_THE REQUEST_. Look through the data for the string "Silver". Copy every line where it is found.

-----

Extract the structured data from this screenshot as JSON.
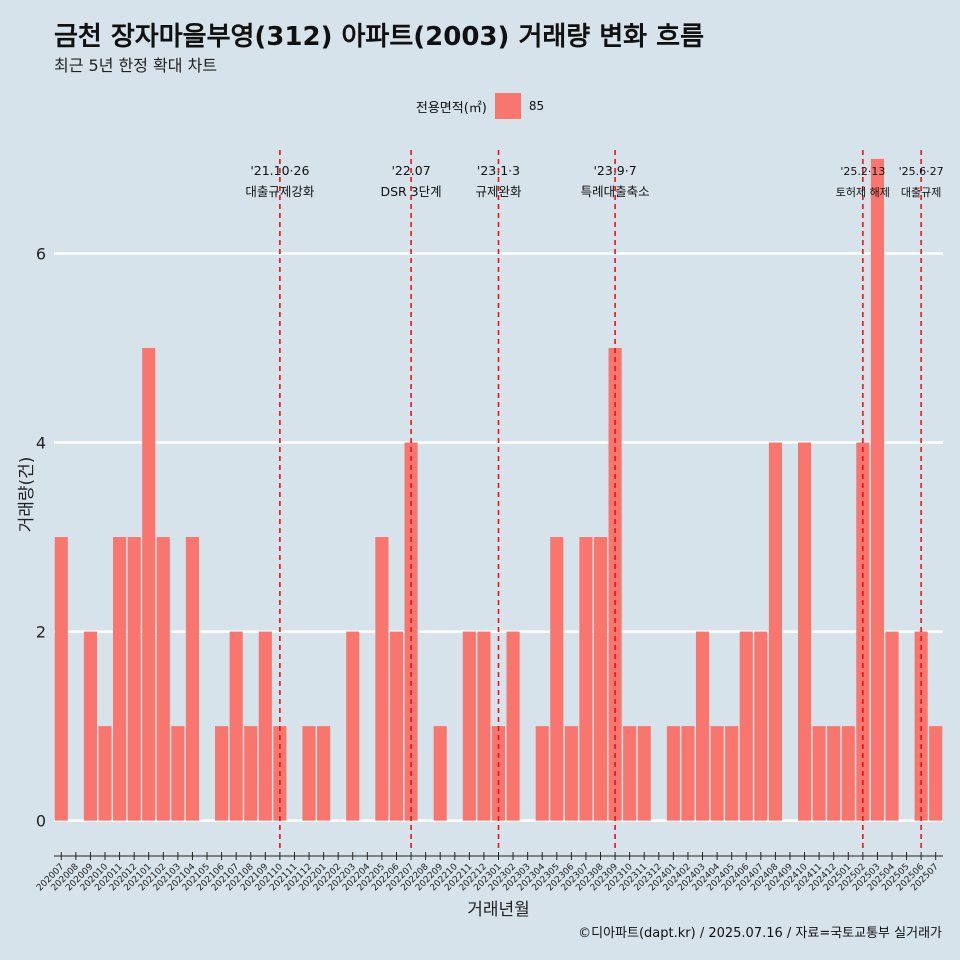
{
  "title": "금천 장자마을부영(312) 아파트(2003) 거래량 변화 흐름",
  "subtitle": "최근 5년 한정 확대 차트",
  "caption": "©디아파트(dapt.kr) / 2025.07.16 / 자료=국토교통부 실거래가",
  "legend": {
    "title": "전용면적(㎡)",
    "label": "85",
    "color": "#f8766d"
  },
  "chart_data": {
    "type": "bar",
    "xlabel": "거래년월",
    "ylabel": "거래량(건)",
    "ylim": [
      -0.3,
      7.2
    ],
    "yticks": [
      0,
      2,
      4,
      6
    ],
    "grid": true,
    "legend_position": "top",
    "bar_color": "#f8766d",
    "categories": [
      "202007",
      "202008",
      "202009",
      "202010",
      "202011",
      "202012",
      "202101",
      "202102",
      "202103",
      "202104",
      "202105",
      "202106",
      "202107",
      "202108",
      "202109",
      "202110",
      "202111",
      "202112",
      "202201",
      "202202",
      "202203",
      "202204",
      "202205",
      "202206",
      "202207",
      "202208",
      "202209",
      "202210",
      "202211",
      "202212",
      "202301",
      "202302",
      "202303",
      "202304",
      "202305",
      "202306",
      "202307",
      "202308",
      "202309",
      "202310",
      "202311",
      "202312",
      "202401",
      "202402",
      "202403",
      "202404",
      "202405",
      "202406",
      "202407",
      "202408",
      "202409",
      "202410",
      "202411",
      "202412",
      "202501",
      "202502",
      "202503",
      "202504",
      "202505",
      "202506",
      "202507"
    ],
    "series": [
      {
        "values": [
          3,
          0,
          2,
          1,
          3,
          3,
          5,
          3,
          1,
          3,
          0,
          1,
          2,
          1,
          2,
          1,
          0,
          1,
          1,
          0,
          2,
          0,
          3,
          2,
          4,
          0,
          1,
          0,
          2,
          2,
          1,
          2,
          0,
          1,
          3,
          1,
          3,
          3,
          5,
          1,
          1,
          0,
          1,
          1,
          2,
          1,
          1,
          2,
          2,
          4,
          0,
          4,
          1,
          1,
          1,
          4,
          7,
          2,
          0,
          2,
          1
        ]
      }
    ],
    "annotations": [
      {
        "at": "202110",
        "date": "'21.10·26",
        "label": "대출규제강화"
      },
      {
        "at": "202207",
        "date": "'22.07",
        "label": "DSR 3단계"
      },
      {
        "at": "202301",
        "date": "'23.1·3",
        "label": "규제완화"
      },
      {
        "at": "202309",
        "date": "'23.9·7",
        "label": "특례대출축소"
      },
      {
        "at": "202502",
        "date": "'25.2·13",
        "label": "토허제 해제"
      },
      {
        "at": "202506",
        "date": "'25.6·27",
        "label": "대출규제"
      }
    ]
  }
}
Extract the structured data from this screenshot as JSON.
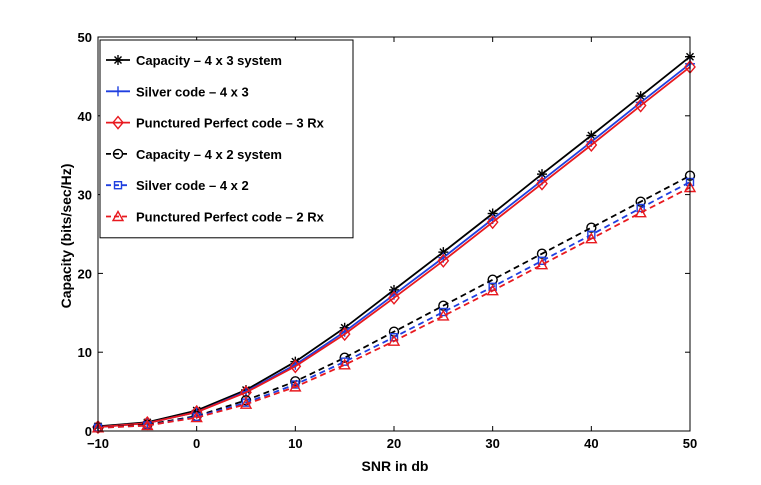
{
  "chart_data": {
    "type": "line",
    "xlabel": "SNR in db",
    "ylabel": "Capacity (bits/sec/Hz)",
    "xlim": [
      -10,
      50
    ],
    "ylim": [
      0,
      50
    ],
    "xticks": [
      "−10",
      "0",
      "10",
      "20",
      "30",
      "40",
      "50"
    ],
    "yticks": [
      "0",
      "10",
      "20",
      "30",
      "40",
      "50"
    ],
    "grid": false,
    "legend_position": "top-left",
    "x": [
      -10,
      -5,
      0,
      5,
      10,
      15,
      20,
      25,
      30,
      35,
      40,
      45,
      50
    ],
    "series": [
      {
        "name": "Capacity – 4 x 3 system",
        "color": "#000000",
        "dash": "solid",
        "marker": "asterisk",
        "values": [
          0.6,
          1.1,
          2.6,
          5.2,
          8.8,
          13.1,
          17.9,
          22.7,
          27.6,
          32.6,
          37.5,
          42.5,
          47.5
        ]
      },
      {
        "name": "Silver code – 4 x 3",
        "color": "#1f3fe0",
        "dash": "solid",
        "marker": "plus",
        "values": [
          0.5,
          1.0,
          2.4,
          5.0,
          8.4,
          12.6,
          17.3,
          22.0,
          26.9,
          31.8,
          36.7,
          41.7,
          46.6
        ]
      },
      {
        "name": "Punctured Perfect code – 3 Rx",
        "color": "#e8191f",
        "dash": "solid",
        "marker": "diamond",
        "values": [
          0.5,
          1.0,
          2.4,
          4.9,
          8.2,
          12.3,
          16.9,
          21.6,
          26.5,
          31.4,
          36.3,
          41.3,
          46.2
        ]
      },
      {
        "name": "Capacity – 4 x 2 system",
        "color": "#000000",
        "dash": "dashed",
        "marker": "circle",
        "values": [
          0.4,
          0.8,
          1.9,
          3.9,
          6.3,
          9.3,
          12.6,
          15.9,
          19.2,
          22.5,
          25.8,
          29.1,
          32.4
        ]
      },
      {
        "name": "Silver code – 4 x 2",
        "color": "#1f3fe0",
        "dash": "dashed",
        "marker": "square",
        "values": [
          0.4,
          0.7,
          1.8,
          3.6,
          5.9,
          8.8,
          11.9,
          15.1,
          18.3,
          21.6,
          24.9,
          28.3,
          31.6
        ]
      },
      {
        "name": "Punctured Perfect code – 2 Rx",
        "color": "#e8191f",
        "dash": "dashed",
        "marker": "triangle",
        "values": [
          0.4,
          0.7,
          1.7,
          3.4,
          5.6,
          8.4,
          11.4,
          14.6,
          17.8,
          21.1,
          24.4,
          27.7,
          30.9
        ]
      }
    ]
  }
}
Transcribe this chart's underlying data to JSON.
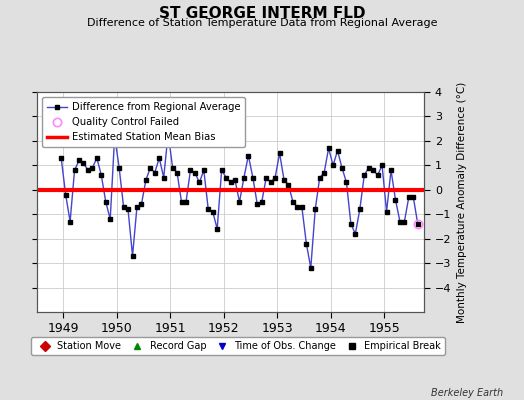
{
  "title": "ST GEORGE INTERM FLD",
  "subtitle": "Difference of Station Temperature Data from Regional Average",
  "ylabel_right": "Monthly Temperature Anomaly Difference (°C)",
  "bias_value": 0.0,
  "bias_color": "#ff0000",
  "line_color": "#4444cc",
  "marker_color": "#000000",
  "qc_fail_color": "#ff88ff",
  "background_color": "#e0e0e0",
  "plot_bg_color": "#ffffff",
  "ylim": [
    -5,
    4
  ],
  "yticks": [
    -4,
    -3,
    -2,
    -1,
    0,
    1,
    2,
    3,
    4
  ],
  "xlim_start": 1948.5,
  "xlim_end": 1955.75,
  "xticks": [
    1949,
    1950,
    1951,
    1952,
    1953,
    1954,
    1955
  ],
  "grid_color": "#cccccc",
  "watermark": "Berkeley Earth",
  "times": [
    1948.958,
    1949.042,
    1949.125,
    1949.208,
    1949.292,
    1949.375,
    1949.458,
    1949.542,
    1949.625,
    1949.708,
    1949.792,
    1949.875,
    1949.958,
    1950.042,
    1950.125,
    1950.208,
    1950.292,
    1950.375,
    1950.458,
    1950.542,
    1950.625,
    1950.708,
    1950.792,
    1950.875,
    1950.958,
    1951.042,
    1951.125,
    1951.208,
    1951.292,
    1951.375,
    1951.458,
    1951.542,
    1951.625,
    1951.708,
    1951.792,
    1951.875,
    1951.958,
    1952.042,
    1952.125,
    1952.208,
    1952.292,
    1952.375,
    1952.458,
    1952.542,
    1952.625,
    1952.708,
    1952.792,
    1952.875,
    1952.958,
    1953.042,
    1953.125,
    1953.208,
    1953.292,
    1953.375,
    1953.458,
    1953.542,
    1953.625,
    1953.708,
    1953.792,
    1953.875,
    1953.958,
    1954.042,
    1954.125,
    1954.208,
    1954.292,
    1954.375,
    1954.458,
    1954.542,
    1954.625,
    1954.708,
    1954.792,
    1954.875,
    1954.958,
    1955.042,
    1955.125,
    1955.208,
    1955.292,
    1955.375,
    1955.458,
    1955.542,
    1955.625
  ],
  "values": [
    1.3,
    -0.2,
    -1.3,
    0.8,
    1.2,
    1.1,
    0.8,
    0.9,
    1.3,
    0.6,
    -0.5,
    -1.2,
    2.2,
    0.9,
    -0.7,
    -0.8,
    -2.7,
    -0.7,
    -0.6,
    0.4,
    0.9,
    0.7,
    1.3,
    0.5,
    2.3,
    0.9,
    0.7,
    -0.5,
    -0.5,
    0.8,
    0.7,
    0.3,
    0.8,
    -0.8,
    -0.9,
    -1.6,
    0.8,
    0.5,
    0.3,
    0.4,
    -0.5,
    0.5,
    1.4,
    0.5,
    -0.6,
    -0.5,
    0.5,
    0.3,
    0.5,
    1.5,
    0.4,
    0.2,
    -0.5,
    -0.7,
    -0.7,
    -2.2,
    -3.2,
    -0.8,
    0.5,
    0.7,
    1.7,
    1.0,
    1.6,
    0.9,
    0.3,
    -1.4,
    -1.8,
    -0.8,
    0.6,
    0.9,
    0.8,
    0.6,
    1.0,
    -0.9,
    0.8,
    -0.4,
    -1.3,
    -1.3,
    -0.3,
    -0.3,
    -1.4
  ],
  "qc_fail_indices": [
    80
  ],
  "legend_line_label": "Difference from Regional Average",
  "legend_qc_label": "Quality Control Failed",
  "legend_bias_label": "Estimated Station Mean Bias",
  "bottom_legend": [
    {
      "label": "Station Move",
      "marker": "D",
      "color": "#cc0000"
    },
    {
      "label": "Record Gap",
      "marker": "^",
      "color": "#008800"
    },
    {
      "label": "Time of Obs. Change",
      "marker": "v",
      "color": "#0000cc"
    },
    {
      "label": "Empirical Break",
      "marker": "s",
      "color": "#000000"
    }
  ]
}
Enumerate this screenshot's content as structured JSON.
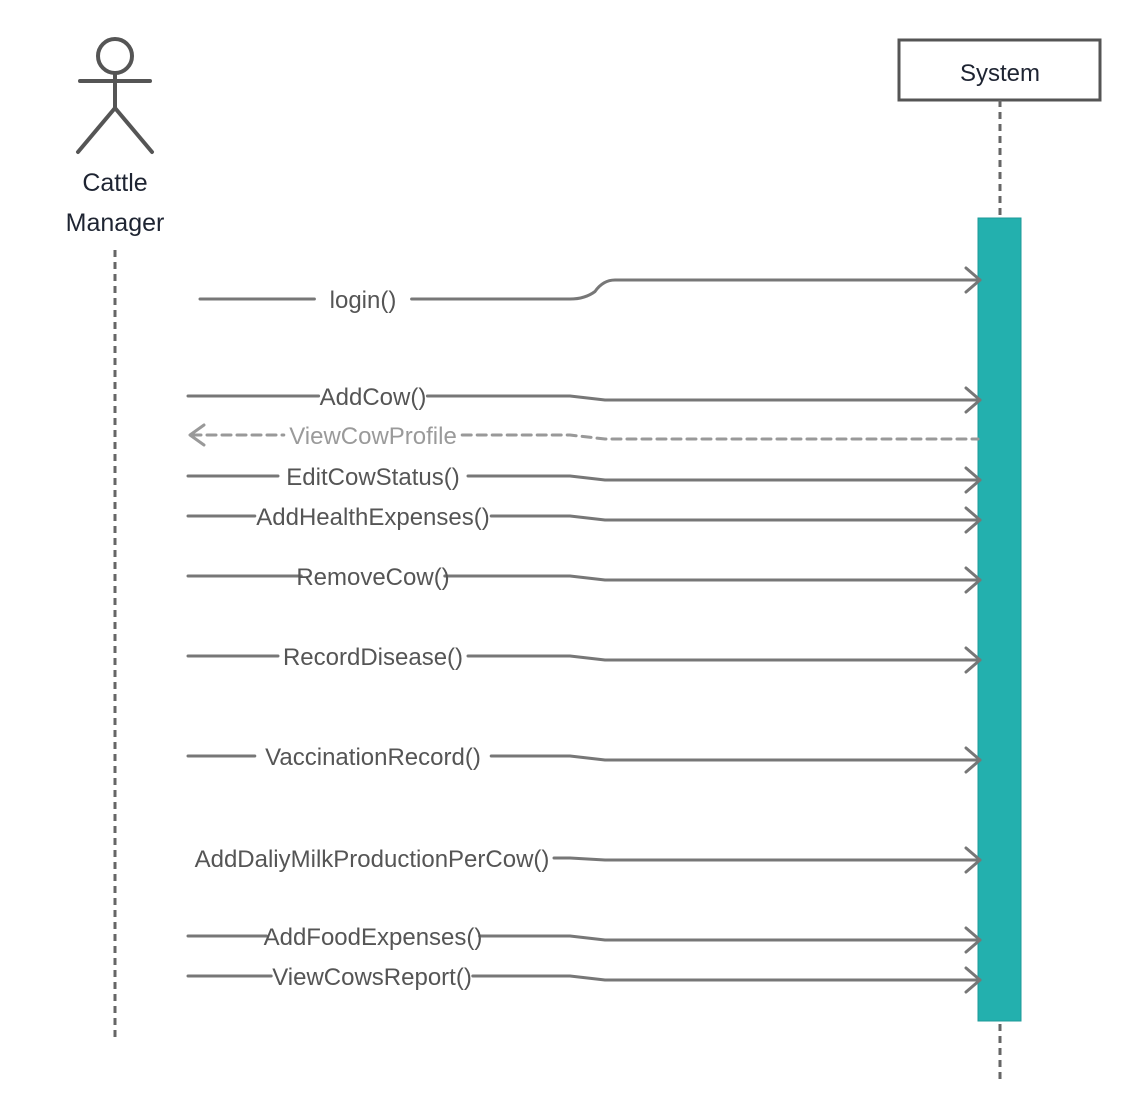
{
  "actor": {
    "name_line1": "Cattle",
    "name_line2": "Manager"
  },
  "system": {
    "name": "System"
  },
  "messages": [
    {
      "label": "login()",
      "kind": "call"
    },
    {
      "label": "AddCow()",
      "kind": "call"
    },
    {
      "label": "ViewCowProfile",
      "kind": "reply"
    },
    {
      "label": "EditCowStatus()",
      "kind": "call"
    },
    {
      "label": "AddHealthExpenses()",
      "kind": "call"
    },
    {
      "label": "RemoveCow()",
      "kind": "call"
    },
    {
      "label": "RecordDisease()",
      "kind": "call"
    },
    {
      "label": "VaccinationRecord()",
      "kind": "call"
    },
    {
      "label": "AddDaliyMilkProductionPerCow()",
      "kind": "call"
    },
    {
      "label": "AddFoodExpenses()",
      "kind": "call"
    },
    {
      "label": "ViewCowsReport()",
      "kind": "call"
    }
  ],
  "colors": {
    "activation": "#23b0ae",
    "line": "#777777",
    "reply": "#999999"
  }
}
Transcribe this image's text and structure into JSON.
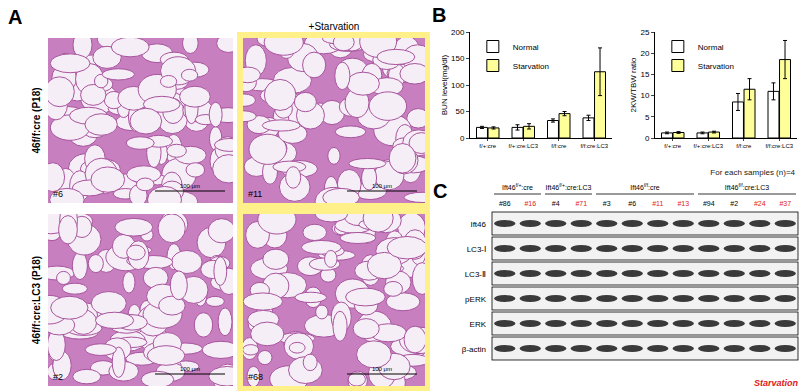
{
  "panel_labels": [
    "A",
    "B",
    "C"
  ],
  "histology": {
    "condition_label": "+Starvation",
    "row_labels": [
      "46f/f:cre (P18)",
      "46f/f:cre:LC3 (P18)"
    ],
    "images": [
      {
        "id": "#6",
        "scale": "100 μm"
      },
      {
        "id": "#11",
        "scale": "100 μm"
      },
      {
        "id": "#2",
        "scale": "100 μm"
      },
      {
        "id": "#68",
        "scale": "100 μm"
      }
    ]
  },
  "chart_data": [
    {
      "type": "bar",
      "y_label": "BUN level(mg/dl)",
      "categories": [
        "f/+:cre",
        "f/+:cre:LC3",
        "f/f:cre",
        "f/f:cre:LC3"
      ],
      "series": [
        {
          "name": "Normal",
          "color": "#ffffff",
          "values": [
            20,
            20,
            33,
            38
          ],
          "error": [
            2,
            5,
            3,
            5
          ]
        },
        {
          "name": "Starvation",
          "color": "#ffff99",
          "values": [
            19,
            22,
            46,
            125
          ],
          "error": [
            2,
            5,
            4,
            45
          ]
        }
      ],
      "ylim": [
        0,
        200
      ],
      "yticks": [
        0,
        50,
        100,
        150,
        200
      ],
      "legend": "top-left",
      "grid": false
    },
    {
      "type": "bar",
      "y_label": "2KW/TBW ratio",
      "categories": [
        "f/+:cre",
        "f/+:cre:LC3",
        "f/f:cre",
        "f/f:cre:LC3"
      ],
      "series": [
        {
          "name": "Normal",
          "color": "#ffffff",
          "values": [
            1.2,
            1.2,
            8.5,
            11
          ],
          "error": [
            0.2,
            0.2,
            2,
            2
          ]
        },
        {
          "name": "Starvation",
          "color": "#ffff99",
          "values": [
            1.3,
            1.4,
            11.5,
            18.5
          ],
          "error": [
            0.2,
            0.2,
            2.5,
            4.5
          ]
        }
      ],
      "ylim": [
        0,
        25
      ],
      "yticks": [
        0,
        5,
        10,
        15,
        20,
        25
      ],
      "legend": "top-left",
      "grid": false
    }
  ],
  "chart_note": "For each samples (n)=4",
  "blot": {
    "groups": [
      {
        "base": "Ift46",
        "sup": "f/+",
        "suffix": ":cre",
        "samples": [
          {
            "id": "#86",
            "starved": false
          },
          {
            "id": "#16",
            "starved": true
          }
        ]
      },
      {
        "base": "Ift46",
        "sup": "f/+",
        "suffix": ":cre:LC3",
        "samples": [
          {
            "id": "#4",
            "starved": false
          },
          {
            "id": "#71",
            "starved": true
          }
        ]
      },
      {
        "base": "Ift46",
        "sup": "f/f",
        "suffix": ":cre",
        "samples": [
          {
            "id": "#3",
            "starved": false
          },
          {
            "id": "#6",
            "starved": false
          },
          {
            "id": "#11",
            "starved": true
          },
          {
            "id": "#13",
            "starved": true
          }
        ]
      },
      {
        "base": "Ift46",
        "sup": "f/f",
        "suffix": ":cre:LC3",
        "samples": [
          {
            "id": "#94",
            "starved": false
          },
          {
            "id": "#2",
            "starved": false
          },
          {
            "id": "#24",
            "starved": true
          },
          {
            "id": "#37",
            "starved": true
          }
        ]
      }
    ],
    "rows": [
      "Ift46",
      "LC3-Ⅰ",
      "LC3-Ⅱ",
      "pERK",
      "ERK",
      "β-actin"
    ],
    "key": {
      "text": "Starvation",
      "color": "#e02020"
    }
  }
}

-----

_RESPONSE_.
        "name": "Silver code – 4 x 3",
        "name": "Silver code – 4 x 2",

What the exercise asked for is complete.